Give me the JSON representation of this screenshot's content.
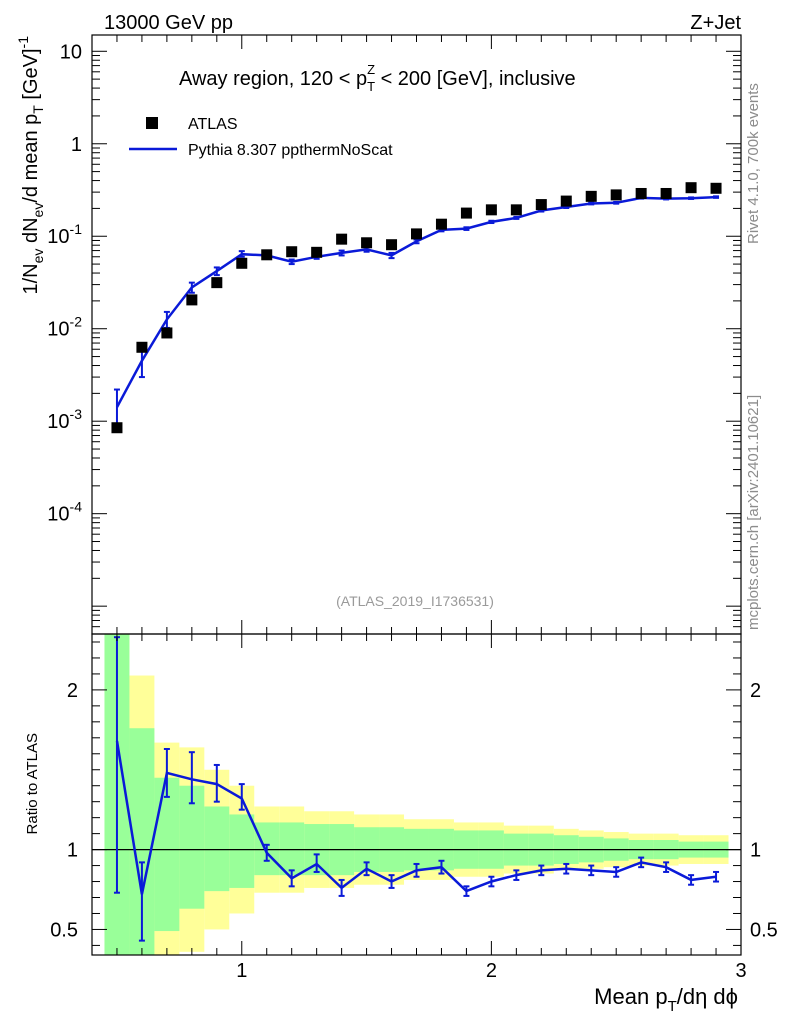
{
  "header": {
    "left": "13000 GeV pp",
    "right": "Z+Jet"
  },
  "plot_title_parts": {
    "pre": "Away region, 120 < p",
    "sup": "Z",
    "sub": "T",
    "post": " < 200 [GeV], inclusive"
  },
  "analysis_id": "(ATLAS_2019_I1736531)",
  "side_labels": {
    "top": "Rivet 4.1.0,  700k events",
    "bottom": "mcplots.cern.ch [arXiv:2401.10621]"
  },
  "colors": {
    "mc": "#0a1ad8",
    "data": "#000000",
    "band_inner": "#99ff99",
    "band_outer": "#ffff99"
  },
  "chart_data": [
    {
      "type": "scatter",
      "panel": "main",
      "yscale": "log",
      "xlim": [
        0.4,
        3.0
      ],
      "ylim": [
        5e-06,
        15
      ],
      "ylabel_parts": [
        "1/N",
        "ev",
        " dN",
        "ev",
        "/d mean p",
        "T",
        " [GeV]",
        "-1"
      ],
      "yticks": [
        {
          "v": 0.0001,
          "base": "10",
          "exp": "-4"
        },
        {
          "v": 0.001,
          "base": "10",
          "exp": "-3"
        },
        {
          "v": 0.01,
          "base": "10",
          "exp": "-2"
        },
        {
          "v": 0.1,
          "base": "10",
          "exp": "-1"
        },
        {
          "v": 1,
          "base": "1",
          "exp": ""
        },
        {
          "v": 10,
          "base": "10",
          "exp": ""
        }
      ],
      "legend": [
        {
          "name": "ATLAS",
          "marker": "square"
        },
        {
          "name": "Pythia 8.307 ppthermNoScat",
          "marker": "line"
        }
      ],
      "legend_position": "top-left",
      "x": [
        0.5,
        0.6,
        0.7,
        0.8,
        0.9,
        1.0,
        1.1,
        1.2,
        1.3,
        1.4,
        1.5,
        1.6,
        1.7,
        1.8,
        1.9,
        2.0,
        2.1,
        2.2,
        2.3,
        2.4,
        2.5,
        2.6,
        2.7,
        2.8,
        2.9
      ],
      "series": [
        {
          "name": "ATLAS",
          "values": [
            0.00085,
            0.0063,
            0.009,
            0.0205,
            0.0315,
            0.051,
            0.063,
            0.068,
            0.067,
            0.093,
            0.085,
            0.081,
            0.106,
            0.135,
            0.178,
            0.193,
            0.193,
            0.22,
            0.24,
            0.27,
            0.28,
            0.29,
            0.29,
            0.335,
            0.33
          ]
        },
        {
          "name": "Pythia 8.307 ppthermNoScat",
          "values": [
            0.00142,
            0.0045,
            0.0126,
            0.028,
            0.042,
            0.064,
            0.062,
            0.053,
            0.06,
            0.066,
            0.072,
            0.062,
            0.088,
            0.117,
            0.121,
            0.143,
            0.158,
            0.19,
            0.207,
            0.226,
            0.23,
            0.26,
            0.255,
            0.258,
            0.265
          ],
          "err_low": [
            0.00058,
            0.0015,
            0.0024,
            0.0035,
            0.004,
            0.004,
            0.003,
            0.003,
            0.003,
            0.004,
            0.004,
            0.004,
            0.004,
            0.004,
            0.004,
            0.004,
            0.004,
            0.005,
            0.005,
            0.005,
            0.005,
            0.005,
            0.005,
            0.005,
            0.005
          ],
          "err_high": [
            0.00078,
            0.0012,
            0.0026,
            0.0035,
            0.004,
            0.005,
            0.003,
            0.003,
            0.003,
            0.004,
            0.004,
            0.004,
            0.004,
            0.004,
            0.004,
            0.004,
            0.004,
            0.005,
            0.005,
            0.005,
            0.005,
            0.005,
            0.005,
            0.005,
            0.005
          ]
        }
      ]
    },
    {
      "type": "line",
      "panel": "ratio",
      "xlim": [
        0.4,
        3.0
      ],
      "ylim": [
        0.34,
        2.35
      ],
      "ylabel": "Ratio to ATLAS",
      "xlabel_parts": [
        "Mean p",
        "T",
        "/dη dϕ"
      ],
      "xticks": [
        {
          "v": 1,
          "label": "1"
        },
        {
          "v": 2,
          "label": "2"
        },
        {
          "v": 3,
          "label": "3"
        }
      ],
      "yticks": [
        {
          "v": 0.5,
          "label": "0.5"
        },
        {
          "v": 1,
          "label": "1"
        },
        {
          "v": 2,
          "label": "2"
        }
      ],
      "x": [
        0.5,
        0.6,
        0.7,
        0.8,
        0.9,
        1.0,
        1.1,
        1.2,
        1.3,
        1.4,
        1.5,
        1.6,
        1.7,
        1.8,
        1.9,
        2.0,
        2.1,
        2.2,
        2.3,
        2.4,
        2.5,
        2.6,
        2.7,
        2.8,
        2.9
      ],
      "bins": [
        [
          0.45,
          0.55
        ],
        [
          0.55,
          0.65
        ],
        [
          0.65,
          0.75
        ],
        [
          0.75,
          0.85
        ],
        [
          0.85,
          0.95
        ],
        [
          0.95,
          1.05
        ],
        [
          1.05,
          1.15
        ],
        [
          1.15,
          1.25
        ],
        [
          1.25,
          1.35
        ],
        [
          1.35,
          1.45
        ],
        [
          1.45,
          1.55
        ],
        [
          1.55,
          1.65
        ],
        [
          1.65,
          1.75
        ],
        [
          1.75,
          1.85
        ],
        [
          1.85,
          1.95
        ],
        [
          1.95,
          2.05
        ],
        [
          2.05,
          2.15
        ],
        [
          2.15,
          2.25
        ],
        [
          2.25,
          2.35
        ],
        [
          2.35,
          2.45
        ],
        [
          2.45,
          2.55
        ],
        [
          2.55,
          2.65
        ],
        [
          2.65,
          2.75
        ],
        [
          2.75,
          2.85
        ],
        [
          2.85,
          2.95
        ]
      ],
      "series": [
        {
          "name": "Pythia 8.307 ppthermNoScat",
          "values": [
            1.68,
            0.72,
            1.48,
            1.44,
            1.41,
            1.32,
            0.98,
            0.82,
            0.91,
            0.76,
            0.88,
            0.8,
            0.87,
            0.89,
            0.74,
            0.8,
            0.84,
            0.87,
            0.88,
            0.87,
            0.86,
            0.92,
            0.89,
            0.81,
            0.83
          ],
          "err_low": [
            0.95,
            0.29,
            0.15,
            0.15,
            0.11,
            0.07,
            0.05,
            0.05,
            0.05,
            0.05,
            0.04,
            0.04,
            0.04,
            0.04,
            0.03,
            0.03,
            0.03,
            0.03,
            0.03,
            0.03,
            0.03,
            0.03,
            0.03,
            0.03,
            0.03
          ],
          "err_high": [
            0.65,
            0.2,
            0.15,
            0.17,
            0.12,
            0.09,
            0.05,
            0.05,
            0.06,
            0.05,
            0.04,
            0.04,
            0.04,
            0.04,
            0.03,
            0.03,
            0.03,
            0.03,
            0.03,
            0.03,
            0.03,
            0.03,
            0.03,
            0.03,
            0.03
          ]
        },
        {
          "name": "ATLAS stat. uncertainty band",
          "low": [
            0.27,
            0.27,
            0.49,
            0.63,
            0.74,
            0.76,
            0.84,
            0.84,
            0.84,
            0.84,
            0.86,
            0.86,
            0.87,
            0.87,
            0.88,
            0.88,
            0.9,
            0.9,
            0.91,
            0.92,
            0.93,
            0.94,
            0.94,
            0.95,
            0.95
          ],
          "high": [
            2.35,
            1.76,
            1.45,
            1.4,
            1.27,
            1.22,
            1.17,
            1.17,
            1.16,
            1.16,
            1.14,
            1.14,
            1.13,
            1.13,
            1.12,
            1.12,
            1.1,
            1.1,
            1.09,
            1.08,
            1.07,
            1.06,
            1.06,
            1.05,
            1.05
          ]
        },
        {
          "name": "ATLAS total uncertainty band",
          "low": [
            0.27,
            0.27,
            0.27,
            0.36,
            0.5,
            0.6,
            0.73,
            0.73,
            0.76,
            0.76,
            0.78,
            0.78,
            0.81,
            0.81,
            0.83,
            0.83,
            0.85,
            0.85,
            0.87,
            0.88,
            0.89,
            0.9,
            0.9,
            0.91,
            0.91
          ],
          "high": [
            2.35,
            2.09,
            1.67,
            1.64,
            1.5,
            1.4,
            1.27,
            1.27,
            1.24,
            1.24,
            1.22,
            1.22,
            1.19,
            1.19,
            1.17,
            1.17,
            1.15,
            1.15,
            1.13,
            1.12,
            1.11,
            1.1,
            1.1,
            1.09,
            1.09
          ]
        }
      ]
    }
  ]
}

____

• **Written request**
In the listing above, find the lines holding the word "uncertainty" and copy them.

• **Result of this exercise**
          "name": "ATLAS stat. uncertainty band",
          "name": "ATLAS total uncertainty band",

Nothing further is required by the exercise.